* Task *
Wherever a line below holds the word "image", copy that line.

________________________

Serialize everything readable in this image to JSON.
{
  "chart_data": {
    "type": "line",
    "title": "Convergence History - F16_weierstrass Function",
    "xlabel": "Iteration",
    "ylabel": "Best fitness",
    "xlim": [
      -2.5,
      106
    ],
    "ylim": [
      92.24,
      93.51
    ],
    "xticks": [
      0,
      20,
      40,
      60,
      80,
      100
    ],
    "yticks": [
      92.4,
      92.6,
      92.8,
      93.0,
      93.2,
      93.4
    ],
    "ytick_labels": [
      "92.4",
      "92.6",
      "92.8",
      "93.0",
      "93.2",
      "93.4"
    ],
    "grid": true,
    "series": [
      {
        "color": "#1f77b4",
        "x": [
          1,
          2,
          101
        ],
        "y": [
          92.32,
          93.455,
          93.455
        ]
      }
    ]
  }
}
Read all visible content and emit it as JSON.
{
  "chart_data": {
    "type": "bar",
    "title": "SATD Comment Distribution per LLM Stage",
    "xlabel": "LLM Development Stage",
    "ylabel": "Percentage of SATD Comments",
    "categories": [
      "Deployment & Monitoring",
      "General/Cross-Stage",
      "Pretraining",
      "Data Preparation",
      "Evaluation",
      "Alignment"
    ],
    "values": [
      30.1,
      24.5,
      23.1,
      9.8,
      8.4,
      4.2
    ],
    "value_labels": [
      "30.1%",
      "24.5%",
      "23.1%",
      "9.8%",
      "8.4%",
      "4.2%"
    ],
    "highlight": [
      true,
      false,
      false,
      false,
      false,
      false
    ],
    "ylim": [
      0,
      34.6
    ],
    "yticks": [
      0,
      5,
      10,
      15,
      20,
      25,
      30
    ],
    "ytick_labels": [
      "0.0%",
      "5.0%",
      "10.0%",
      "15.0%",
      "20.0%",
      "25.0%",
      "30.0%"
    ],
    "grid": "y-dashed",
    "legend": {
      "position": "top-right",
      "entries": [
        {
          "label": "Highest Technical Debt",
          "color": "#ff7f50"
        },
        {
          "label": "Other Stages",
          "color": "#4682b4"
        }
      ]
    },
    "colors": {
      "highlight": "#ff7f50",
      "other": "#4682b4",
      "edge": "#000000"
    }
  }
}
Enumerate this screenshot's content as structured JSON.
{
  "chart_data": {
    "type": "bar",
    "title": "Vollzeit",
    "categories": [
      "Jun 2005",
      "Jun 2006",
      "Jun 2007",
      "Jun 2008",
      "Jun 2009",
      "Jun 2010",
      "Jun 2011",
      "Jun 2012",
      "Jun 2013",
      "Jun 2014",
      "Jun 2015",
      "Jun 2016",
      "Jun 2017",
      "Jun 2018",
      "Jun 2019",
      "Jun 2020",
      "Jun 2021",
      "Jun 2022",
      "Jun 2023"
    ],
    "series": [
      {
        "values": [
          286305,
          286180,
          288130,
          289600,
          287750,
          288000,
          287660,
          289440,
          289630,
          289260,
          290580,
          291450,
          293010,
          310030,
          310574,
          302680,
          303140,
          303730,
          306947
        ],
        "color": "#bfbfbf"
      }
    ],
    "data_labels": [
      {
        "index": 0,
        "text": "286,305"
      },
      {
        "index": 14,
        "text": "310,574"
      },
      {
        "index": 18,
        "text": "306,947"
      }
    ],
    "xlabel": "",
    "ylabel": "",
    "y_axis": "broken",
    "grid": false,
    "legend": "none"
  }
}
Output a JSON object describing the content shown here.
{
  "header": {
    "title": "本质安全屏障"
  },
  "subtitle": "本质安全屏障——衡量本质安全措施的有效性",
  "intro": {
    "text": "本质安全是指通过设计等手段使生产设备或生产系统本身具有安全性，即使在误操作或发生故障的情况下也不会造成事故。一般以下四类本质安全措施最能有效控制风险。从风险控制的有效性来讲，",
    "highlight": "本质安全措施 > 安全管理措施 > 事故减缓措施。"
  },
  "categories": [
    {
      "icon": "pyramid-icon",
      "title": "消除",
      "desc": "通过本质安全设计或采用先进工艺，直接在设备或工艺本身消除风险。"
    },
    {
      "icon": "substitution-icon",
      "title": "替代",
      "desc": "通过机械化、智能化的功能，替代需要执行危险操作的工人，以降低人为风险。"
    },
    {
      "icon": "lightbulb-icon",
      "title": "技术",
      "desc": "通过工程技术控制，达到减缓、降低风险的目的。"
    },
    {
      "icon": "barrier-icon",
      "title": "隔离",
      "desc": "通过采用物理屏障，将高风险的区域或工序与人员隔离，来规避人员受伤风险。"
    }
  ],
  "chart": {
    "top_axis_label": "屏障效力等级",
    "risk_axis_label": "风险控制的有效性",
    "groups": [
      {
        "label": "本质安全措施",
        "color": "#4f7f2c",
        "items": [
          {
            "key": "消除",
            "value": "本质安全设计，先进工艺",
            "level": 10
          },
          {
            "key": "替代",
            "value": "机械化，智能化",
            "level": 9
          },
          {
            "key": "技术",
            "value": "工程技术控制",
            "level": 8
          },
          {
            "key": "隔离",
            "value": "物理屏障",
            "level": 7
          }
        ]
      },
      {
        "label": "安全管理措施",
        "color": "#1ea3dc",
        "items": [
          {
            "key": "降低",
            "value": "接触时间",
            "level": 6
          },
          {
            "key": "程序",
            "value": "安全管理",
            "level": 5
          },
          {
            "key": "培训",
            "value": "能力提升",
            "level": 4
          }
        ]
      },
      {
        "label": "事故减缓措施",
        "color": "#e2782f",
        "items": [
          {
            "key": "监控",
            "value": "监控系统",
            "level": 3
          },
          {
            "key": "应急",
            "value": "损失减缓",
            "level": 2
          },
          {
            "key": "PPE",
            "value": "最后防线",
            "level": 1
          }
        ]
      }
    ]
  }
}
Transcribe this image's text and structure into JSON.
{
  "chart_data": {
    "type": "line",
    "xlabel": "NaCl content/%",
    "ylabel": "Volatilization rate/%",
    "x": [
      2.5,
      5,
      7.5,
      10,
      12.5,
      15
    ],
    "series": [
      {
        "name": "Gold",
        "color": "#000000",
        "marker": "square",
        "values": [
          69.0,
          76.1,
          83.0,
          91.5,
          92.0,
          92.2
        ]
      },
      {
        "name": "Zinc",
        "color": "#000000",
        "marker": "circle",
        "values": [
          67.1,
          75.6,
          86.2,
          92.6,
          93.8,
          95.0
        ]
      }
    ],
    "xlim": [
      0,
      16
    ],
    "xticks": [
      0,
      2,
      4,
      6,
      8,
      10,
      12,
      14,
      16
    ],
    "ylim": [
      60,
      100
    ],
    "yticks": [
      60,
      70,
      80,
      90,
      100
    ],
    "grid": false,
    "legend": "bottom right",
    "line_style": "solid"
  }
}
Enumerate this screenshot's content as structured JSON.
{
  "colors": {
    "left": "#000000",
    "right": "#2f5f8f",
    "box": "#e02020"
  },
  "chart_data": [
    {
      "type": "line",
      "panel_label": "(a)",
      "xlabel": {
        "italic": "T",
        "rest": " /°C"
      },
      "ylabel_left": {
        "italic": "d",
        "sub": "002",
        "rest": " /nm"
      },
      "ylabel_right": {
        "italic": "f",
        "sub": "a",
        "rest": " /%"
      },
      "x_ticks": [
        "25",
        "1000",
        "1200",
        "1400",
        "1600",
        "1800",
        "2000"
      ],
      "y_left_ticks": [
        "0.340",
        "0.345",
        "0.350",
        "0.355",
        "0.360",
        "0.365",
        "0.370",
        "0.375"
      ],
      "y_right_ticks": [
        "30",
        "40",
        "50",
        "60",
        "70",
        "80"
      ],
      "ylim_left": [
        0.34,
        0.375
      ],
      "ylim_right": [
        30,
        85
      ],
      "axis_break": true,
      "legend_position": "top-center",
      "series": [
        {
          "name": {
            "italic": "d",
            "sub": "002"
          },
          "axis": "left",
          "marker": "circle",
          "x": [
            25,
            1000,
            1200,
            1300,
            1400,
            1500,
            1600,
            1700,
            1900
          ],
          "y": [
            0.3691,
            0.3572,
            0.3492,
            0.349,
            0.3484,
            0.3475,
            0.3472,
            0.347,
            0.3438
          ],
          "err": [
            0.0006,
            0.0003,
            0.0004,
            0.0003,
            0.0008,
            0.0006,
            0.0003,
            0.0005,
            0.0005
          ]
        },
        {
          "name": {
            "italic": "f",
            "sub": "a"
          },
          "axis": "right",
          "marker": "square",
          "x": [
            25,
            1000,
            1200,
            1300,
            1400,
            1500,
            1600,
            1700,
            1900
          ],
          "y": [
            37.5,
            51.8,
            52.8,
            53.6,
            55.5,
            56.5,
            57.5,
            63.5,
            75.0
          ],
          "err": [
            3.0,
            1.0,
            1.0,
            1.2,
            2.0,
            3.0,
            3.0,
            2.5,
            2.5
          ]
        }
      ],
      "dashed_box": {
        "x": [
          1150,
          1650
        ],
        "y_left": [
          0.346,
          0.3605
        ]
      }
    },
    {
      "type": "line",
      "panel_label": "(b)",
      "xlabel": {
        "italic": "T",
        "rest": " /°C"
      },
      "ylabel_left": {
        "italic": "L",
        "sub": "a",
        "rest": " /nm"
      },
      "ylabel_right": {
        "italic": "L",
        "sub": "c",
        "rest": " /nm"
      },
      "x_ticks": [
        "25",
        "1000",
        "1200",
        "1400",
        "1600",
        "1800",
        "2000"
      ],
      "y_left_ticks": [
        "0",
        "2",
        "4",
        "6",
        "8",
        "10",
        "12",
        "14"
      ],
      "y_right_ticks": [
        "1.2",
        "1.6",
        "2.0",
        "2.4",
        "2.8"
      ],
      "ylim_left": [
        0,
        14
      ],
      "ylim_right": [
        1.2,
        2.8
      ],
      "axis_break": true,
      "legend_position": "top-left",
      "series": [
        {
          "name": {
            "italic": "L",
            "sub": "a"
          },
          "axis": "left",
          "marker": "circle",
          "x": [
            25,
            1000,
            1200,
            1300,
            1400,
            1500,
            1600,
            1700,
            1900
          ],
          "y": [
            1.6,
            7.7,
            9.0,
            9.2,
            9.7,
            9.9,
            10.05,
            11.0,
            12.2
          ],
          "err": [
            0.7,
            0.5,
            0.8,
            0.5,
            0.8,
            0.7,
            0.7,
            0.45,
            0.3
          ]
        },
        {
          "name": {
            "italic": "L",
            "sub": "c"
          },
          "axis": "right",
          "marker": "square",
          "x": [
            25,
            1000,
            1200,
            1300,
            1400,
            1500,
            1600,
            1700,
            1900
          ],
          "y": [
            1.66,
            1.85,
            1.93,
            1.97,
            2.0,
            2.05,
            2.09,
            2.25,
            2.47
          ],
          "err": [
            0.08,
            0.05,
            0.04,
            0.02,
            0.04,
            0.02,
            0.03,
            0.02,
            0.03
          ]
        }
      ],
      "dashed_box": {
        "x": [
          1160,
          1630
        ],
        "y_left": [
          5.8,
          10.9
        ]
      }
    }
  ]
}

________________________

* Solution for this problem *
Serialize everything readable in this image to JSON.
Transcribe this image's text and structure into JSON.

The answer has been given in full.